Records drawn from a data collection
»»

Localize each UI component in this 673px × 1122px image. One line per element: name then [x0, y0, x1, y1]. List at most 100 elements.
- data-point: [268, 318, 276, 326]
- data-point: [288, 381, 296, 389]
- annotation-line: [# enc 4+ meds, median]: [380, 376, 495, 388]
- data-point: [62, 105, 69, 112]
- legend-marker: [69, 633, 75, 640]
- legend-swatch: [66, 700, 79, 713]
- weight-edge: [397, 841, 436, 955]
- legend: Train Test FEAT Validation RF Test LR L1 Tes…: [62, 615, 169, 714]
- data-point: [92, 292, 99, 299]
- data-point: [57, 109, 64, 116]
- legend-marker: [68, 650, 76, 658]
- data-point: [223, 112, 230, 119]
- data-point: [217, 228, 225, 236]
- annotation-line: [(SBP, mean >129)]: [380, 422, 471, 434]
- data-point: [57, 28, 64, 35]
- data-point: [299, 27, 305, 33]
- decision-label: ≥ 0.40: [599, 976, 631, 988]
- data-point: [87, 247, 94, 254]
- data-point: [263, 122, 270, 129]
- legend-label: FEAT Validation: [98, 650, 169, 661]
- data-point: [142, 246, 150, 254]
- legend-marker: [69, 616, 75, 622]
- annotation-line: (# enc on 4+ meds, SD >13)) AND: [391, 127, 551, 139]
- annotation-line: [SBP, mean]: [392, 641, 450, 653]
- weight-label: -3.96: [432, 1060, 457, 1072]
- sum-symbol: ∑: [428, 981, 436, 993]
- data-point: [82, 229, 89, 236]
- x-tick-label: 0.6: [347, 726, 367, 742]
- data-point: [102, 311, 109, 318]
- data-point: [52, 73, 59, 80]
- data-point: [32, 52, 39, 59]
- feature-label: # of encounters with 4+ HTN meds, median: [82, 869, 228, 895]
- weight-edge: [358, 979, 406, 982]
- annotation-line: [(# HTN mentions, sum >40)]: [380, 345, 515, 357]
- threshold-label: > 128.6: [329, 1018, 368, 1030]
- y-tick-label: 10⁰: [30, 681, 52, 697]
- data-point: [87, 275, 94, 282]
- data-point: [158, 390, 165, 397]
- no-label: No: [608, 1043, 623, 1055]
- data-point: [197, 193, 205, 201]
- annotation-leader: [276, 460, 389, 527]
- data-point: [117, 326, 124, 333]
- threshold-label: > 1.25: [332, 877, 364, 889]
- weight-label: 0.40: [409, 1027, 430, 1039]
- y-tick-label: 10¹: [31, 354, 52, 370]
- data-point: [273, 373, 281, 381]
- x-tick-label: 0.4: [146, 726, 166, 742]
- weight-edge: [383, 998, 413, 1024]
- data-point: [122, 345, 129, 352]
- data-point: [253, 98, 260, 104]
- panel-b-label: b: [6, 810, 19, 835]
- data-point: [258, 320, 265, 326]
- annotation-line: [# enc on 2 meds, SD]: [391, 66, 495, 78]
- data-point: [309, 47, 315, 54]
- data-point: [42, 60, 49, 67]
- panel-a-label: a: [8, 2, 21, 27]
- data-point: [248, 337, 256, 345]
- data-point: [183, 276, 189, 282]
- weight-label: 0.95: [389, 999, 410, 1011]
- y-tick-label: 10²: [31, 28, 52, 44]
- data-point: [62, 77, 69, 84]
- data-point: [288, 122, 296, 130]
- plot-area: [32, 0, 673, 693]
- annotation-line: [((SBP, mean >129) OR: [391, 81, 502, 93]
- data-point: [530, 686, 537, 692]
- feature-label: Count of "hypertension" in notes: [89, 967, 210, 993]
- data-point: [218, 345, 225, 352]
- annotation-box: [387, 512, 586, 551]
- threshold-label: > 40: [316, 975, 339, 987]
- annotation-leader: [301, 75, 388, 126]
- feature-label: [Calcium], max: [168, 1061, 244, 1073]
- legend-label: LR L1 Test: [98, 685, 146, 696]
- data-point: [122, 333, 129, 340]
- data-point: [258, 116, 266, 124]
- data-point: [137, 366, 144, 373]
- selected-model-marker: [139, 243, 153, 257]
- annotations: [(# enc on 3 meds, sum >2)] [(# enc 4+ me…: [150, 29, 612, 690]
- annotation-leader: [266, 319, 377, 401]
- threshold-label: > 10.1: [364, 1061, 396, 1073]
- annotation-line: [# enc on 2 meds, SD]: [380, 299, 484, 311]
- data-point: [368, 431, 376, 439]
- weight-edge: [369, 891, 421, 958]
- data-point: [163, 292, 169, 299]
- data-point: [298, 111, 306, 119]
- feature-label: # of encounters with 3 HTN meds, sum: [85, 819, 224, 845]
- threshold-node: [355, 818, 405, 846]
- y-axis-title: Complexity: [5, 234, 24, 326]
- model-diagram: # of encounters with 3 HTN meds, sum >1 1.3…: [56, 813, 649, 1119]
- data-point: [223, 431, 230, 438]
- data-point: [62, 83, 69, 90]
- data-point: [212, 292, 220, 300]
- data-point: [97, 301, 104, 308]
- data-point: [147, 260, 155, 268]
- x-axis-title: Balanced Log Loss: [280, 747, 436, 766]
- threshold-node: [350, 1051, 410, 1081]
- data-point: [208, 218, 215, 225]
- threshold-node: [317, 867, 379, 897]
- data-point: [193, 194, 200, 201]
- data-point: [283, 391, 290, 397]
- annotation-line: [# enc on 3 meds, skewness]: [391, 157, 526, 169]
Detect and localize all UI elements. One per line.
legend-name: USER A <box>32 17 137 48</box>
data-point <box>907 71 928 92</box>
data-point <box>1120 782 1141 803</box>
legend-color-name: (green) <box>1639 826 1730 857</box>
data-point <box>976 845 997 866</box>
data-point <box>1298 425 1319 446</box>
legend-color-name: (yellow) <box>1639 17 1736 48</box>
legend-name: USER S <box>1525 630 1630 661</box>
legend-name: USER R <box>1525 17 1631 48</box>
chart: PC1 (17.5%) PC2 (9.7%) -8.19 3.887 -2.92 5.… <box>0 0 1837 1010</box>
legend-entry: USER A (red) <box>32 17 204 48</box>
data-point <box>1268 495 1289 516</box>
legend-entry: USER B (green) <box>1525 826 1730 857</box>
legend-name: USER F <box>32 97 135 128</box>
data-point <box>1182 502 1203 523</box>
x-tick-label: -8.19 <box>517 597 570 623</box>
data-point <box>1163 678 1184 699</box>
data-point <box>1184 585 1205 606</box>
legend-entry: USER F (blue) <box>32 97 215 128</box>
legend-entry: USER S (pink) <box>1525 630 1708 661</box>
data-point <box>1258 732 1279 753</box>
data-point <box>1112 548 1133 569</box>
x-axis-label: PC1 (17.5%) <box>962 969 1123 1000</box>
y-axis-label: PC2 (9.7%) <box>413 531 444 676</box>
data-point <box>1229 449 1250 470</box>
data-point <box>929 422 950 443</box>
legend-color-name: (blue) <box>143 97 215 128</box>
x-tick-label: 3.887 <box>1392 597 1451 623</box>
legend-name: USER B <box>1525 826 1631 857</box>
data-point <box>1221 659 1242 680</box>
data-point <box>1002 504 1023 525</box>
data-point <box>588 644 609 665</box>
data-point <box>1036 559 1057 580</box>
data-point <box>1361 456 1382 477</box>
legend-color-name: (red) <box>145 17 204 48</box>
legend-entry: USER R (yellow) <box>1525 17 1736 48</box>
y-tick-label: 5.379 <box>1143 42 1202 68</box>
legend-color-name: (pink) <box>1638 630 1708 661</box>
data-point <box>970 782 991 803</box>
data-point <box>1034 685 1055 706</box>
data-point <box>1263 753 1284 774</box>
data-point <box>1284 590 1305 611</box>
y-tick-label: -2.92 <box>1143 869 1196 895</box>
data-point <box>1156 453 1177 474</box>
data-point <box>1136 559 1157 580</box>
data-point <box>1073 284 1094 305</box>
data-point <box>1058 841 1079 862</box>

««

--- Brief ---
Show in full every line of the records above that contains the string "feature".

--- Result of this exercise ---
- feature-label: # of encounters with 4+ HTN meds, median: [82, 869, 228, 895]
- feature-label: Count of "hypertension" in notes: [89, 967, 210, 993]
- feature-label: [Calcium], max: [168, 1061, 244, 1073]
- feature-label: # of encounters with 3 HTN meds, sum: [85, 819, 224, 845]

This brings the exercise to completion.